» **The problem**: This task calls for copying every line in the data below that contains the word "sclerosis".

----

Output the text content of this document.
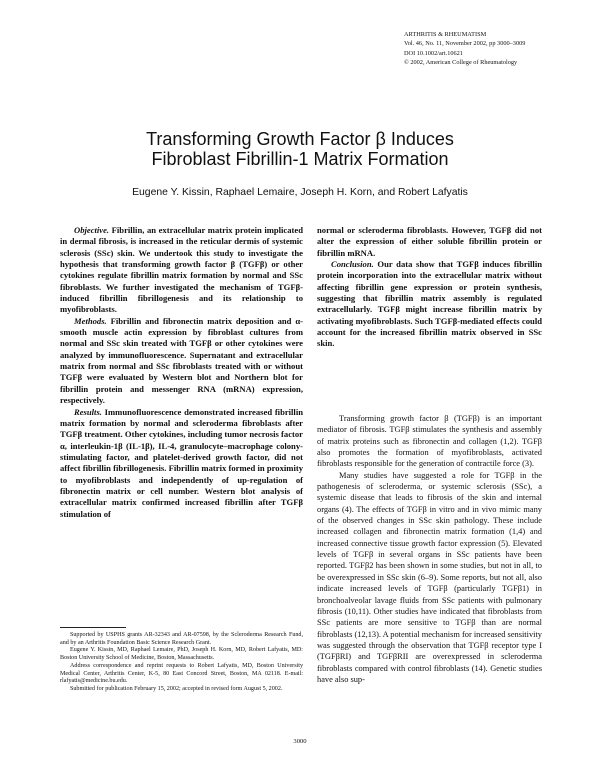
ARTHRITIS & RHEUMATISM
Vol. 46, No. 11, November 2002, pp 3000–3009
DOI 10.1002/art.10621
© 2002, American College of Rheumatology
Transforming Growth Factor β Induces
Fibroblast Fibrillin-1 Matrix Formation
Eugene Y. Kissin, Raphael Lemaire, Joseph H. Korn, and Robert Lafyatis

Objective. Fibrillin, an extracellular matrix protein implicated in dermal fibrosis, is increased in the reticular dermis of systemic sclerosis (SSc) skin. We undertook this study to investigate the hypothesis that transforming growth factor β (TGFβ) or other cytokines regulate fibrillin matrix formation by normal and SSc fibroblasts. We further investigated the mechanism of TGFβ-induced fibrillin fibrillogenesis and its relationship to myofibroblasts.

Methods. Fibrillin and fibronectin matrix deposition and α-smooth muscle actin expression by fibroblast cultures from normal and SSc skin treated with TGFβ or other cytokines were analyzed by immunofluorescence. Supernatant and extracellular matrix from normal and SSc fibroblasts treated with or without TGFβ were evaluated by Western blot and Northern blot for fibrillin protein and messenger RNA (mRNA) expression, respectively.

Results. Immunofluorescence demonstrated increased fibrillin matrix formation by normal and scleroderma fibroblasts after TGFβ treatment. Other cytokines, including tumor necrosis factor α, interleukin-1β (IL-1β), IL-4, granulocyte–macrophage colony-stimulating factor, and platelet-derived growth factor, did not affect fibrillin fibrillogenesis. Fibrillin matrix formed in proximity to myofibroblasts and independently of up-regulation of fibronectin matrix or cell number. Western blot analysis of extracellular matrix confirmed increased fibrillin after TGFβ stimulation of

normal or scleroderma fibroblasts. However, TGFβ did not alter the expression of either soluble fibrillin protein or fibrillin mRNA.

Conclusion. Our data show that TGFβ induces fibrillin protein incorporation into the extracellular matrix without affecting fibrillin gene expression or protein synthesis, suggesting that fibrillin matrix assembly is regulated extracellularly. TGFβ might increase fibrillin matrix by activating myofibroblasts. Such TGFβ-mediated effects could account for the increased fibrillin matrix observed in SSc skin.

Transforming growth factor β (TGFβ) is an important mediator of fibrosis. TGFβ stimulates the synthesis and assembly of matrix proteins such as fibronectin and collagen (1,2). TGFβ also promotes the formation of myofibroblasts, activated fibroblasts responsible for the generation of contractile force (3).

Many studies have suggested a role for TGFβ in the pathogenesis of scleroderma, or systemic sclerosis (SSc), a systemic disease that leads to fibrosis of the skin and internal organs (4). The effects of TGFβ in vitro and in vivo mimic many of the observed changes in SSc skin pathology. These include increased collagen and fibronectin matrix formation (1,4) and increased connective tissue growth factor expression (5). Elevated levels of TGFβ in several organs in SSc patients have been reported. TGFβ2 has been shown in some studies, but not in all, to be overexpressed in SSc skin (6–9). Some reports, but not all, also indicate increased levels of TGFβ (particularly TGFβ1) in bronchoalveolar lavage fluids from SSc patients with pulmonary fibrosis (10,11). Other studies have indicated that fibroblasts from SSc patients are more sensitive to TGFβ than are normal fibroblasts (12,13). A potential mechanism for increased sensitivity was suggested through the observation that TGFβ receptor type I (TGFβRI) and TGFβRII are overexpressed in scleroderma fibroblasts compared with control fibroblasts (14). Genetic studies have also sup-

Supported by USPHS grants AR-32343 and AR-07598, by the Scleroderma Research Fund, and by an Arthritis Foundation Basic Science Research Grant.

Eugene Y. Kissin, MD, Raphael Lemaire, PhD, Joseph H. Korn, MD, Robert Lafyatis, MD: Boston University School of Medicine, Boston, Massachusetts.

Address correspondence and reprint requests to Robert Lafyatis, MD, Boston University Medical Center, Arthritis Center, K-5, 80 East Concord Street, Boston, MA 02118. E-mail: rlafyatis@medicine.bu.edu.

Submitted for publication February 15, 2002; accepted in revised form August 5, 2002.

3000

----

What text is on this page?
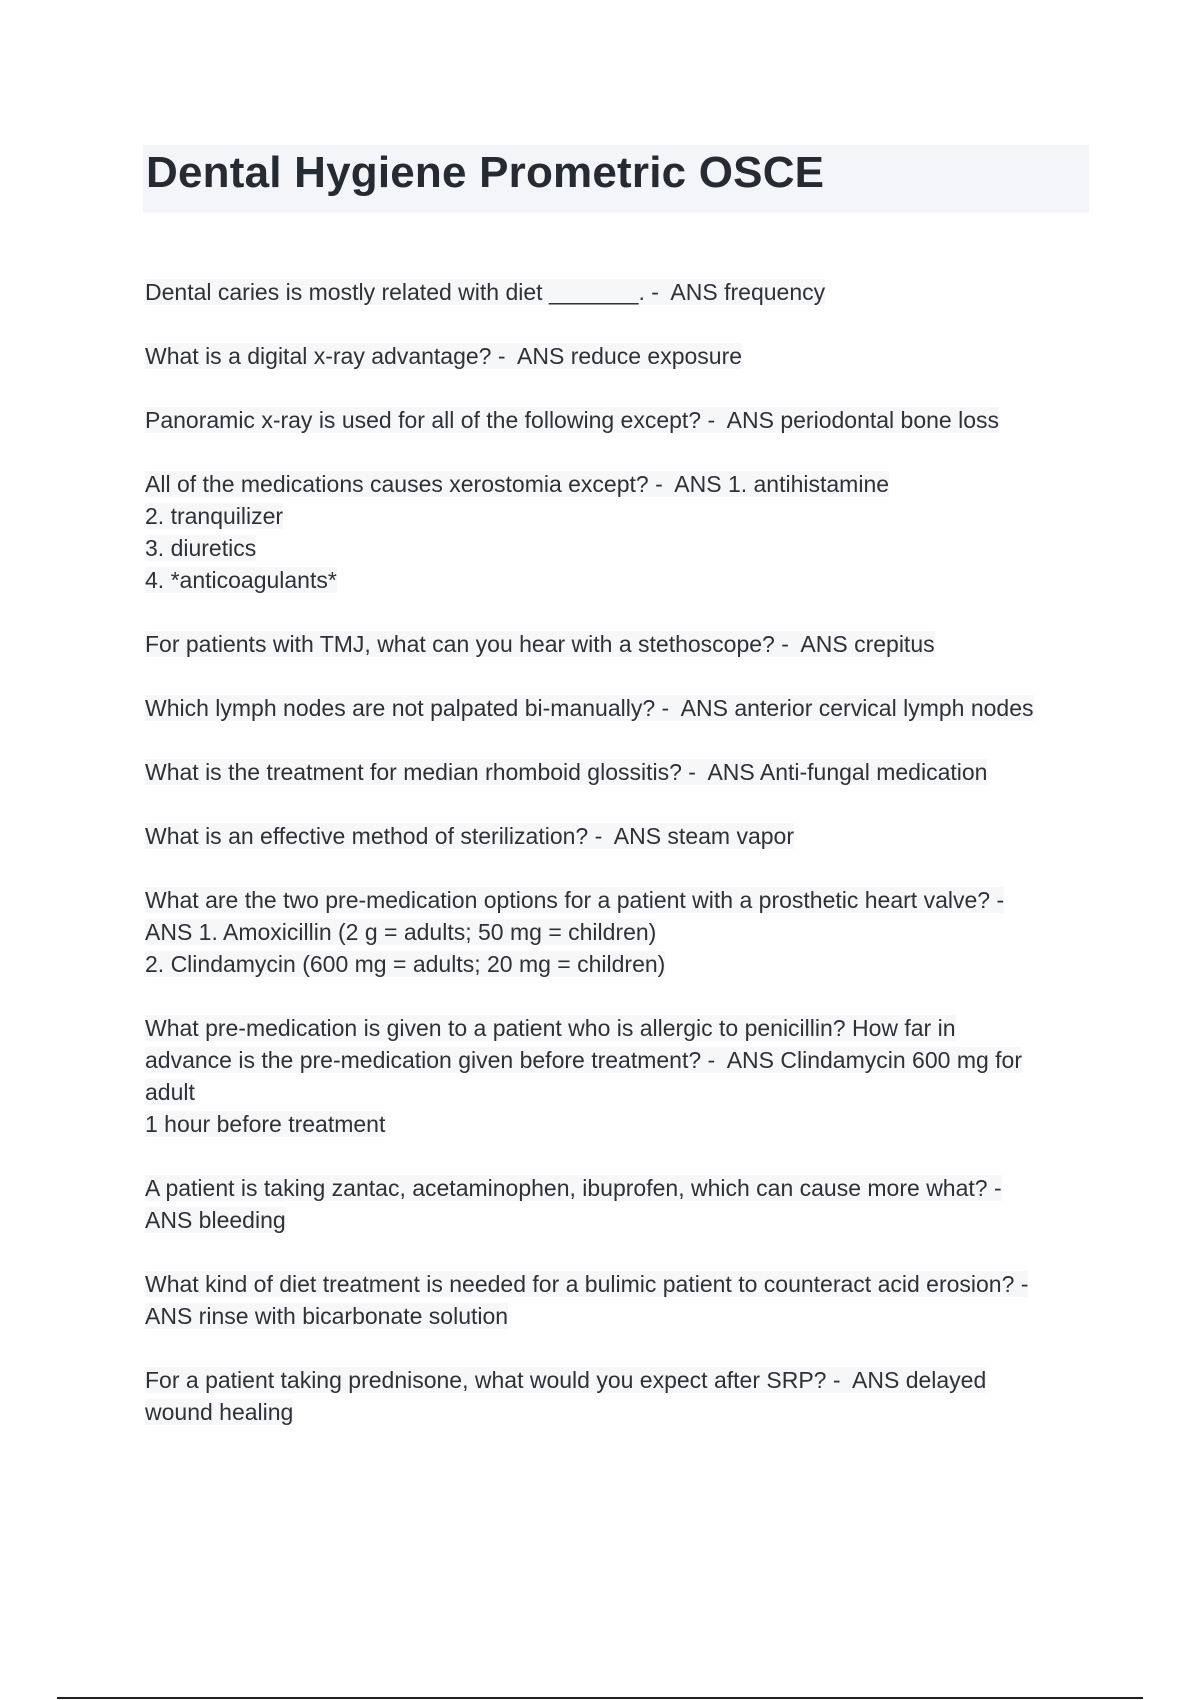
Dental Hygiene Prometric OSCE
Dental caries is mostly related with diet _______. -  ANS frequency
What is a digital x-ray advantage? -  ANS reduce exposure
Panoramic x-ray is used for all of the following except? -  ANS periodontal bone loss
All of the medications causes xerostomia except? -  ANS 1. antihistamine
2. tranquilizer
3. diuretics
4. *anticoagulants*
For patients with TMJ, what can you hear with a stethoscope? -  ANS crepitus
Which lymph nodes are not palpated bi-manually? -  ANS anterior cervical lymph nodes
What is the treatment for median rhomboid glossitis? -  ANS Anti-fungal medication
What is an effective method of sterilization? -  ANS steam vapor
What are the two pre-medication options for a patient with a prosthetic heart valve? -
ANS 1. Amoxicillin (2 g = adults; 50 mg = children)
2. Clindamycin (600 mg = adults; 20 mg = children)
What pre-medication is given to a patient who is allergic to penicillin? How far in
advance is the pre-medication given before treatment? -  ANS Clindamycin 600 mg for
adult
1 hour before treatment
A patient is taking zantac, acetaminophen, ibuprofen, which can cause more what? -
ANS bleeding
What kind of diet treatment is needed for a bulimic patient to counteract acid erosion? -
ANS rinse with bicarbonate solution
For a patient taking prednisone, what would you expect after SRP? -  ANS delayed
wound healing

----

» **Output**:
Objective. Fibrillin, an extracellular matrix protein implicated in dermal fibrosis, is increased in the reticular dermis of systemic sclerosis (SSc) skin. We undertook this study to investigate the hypothesis that transforming growth factor β (TGFβ) or other cytokines regulate fibrillin matrix formation by normal and SSc fibroblasts. We further investigated the mechanism of TGFβ-induced fibrillin fibrillogenesis and its relationship to myofibroblasts.
Many studies have suggested a role for TGFβ in the pathogenesis of scleroderma, or systemic sclerosis (SSc), a systemic disease that leads to fibrosis of the skin and internal organs (4). The effects of TGFβ in vitro and in vivo mimic many of the observed changes in SSc skin pathology. These include increased collagen and fibronectin matrix formation (1,4) and increased connective tissue growth factor expression (5). Elevated levels of TGFβ in several organs in SSc patients have been reported. TGFβ2 has been shown in some studies, but not in all, to be overexpressed in SSc skin (6–9). Some reports, but not all, also indicate increased levels of TGFβ (particularly TGFβ1) in bronchoalveolar lavage fluids from SSc patients with pulmonary fibrosis (10,11). Other studies have indicated that fibroblasts from SSc patients are more sensitive to TGFβ than are normal fibroblasts (12,13). A potential mechanism for increased sensitivity was suggested through the observation that TGFβ receptor type I (TGFβRI) and TGFβRII are overexpressed in scleroderma fibroblasts compared with control fibroblasts (14). Genetic studies have also sup-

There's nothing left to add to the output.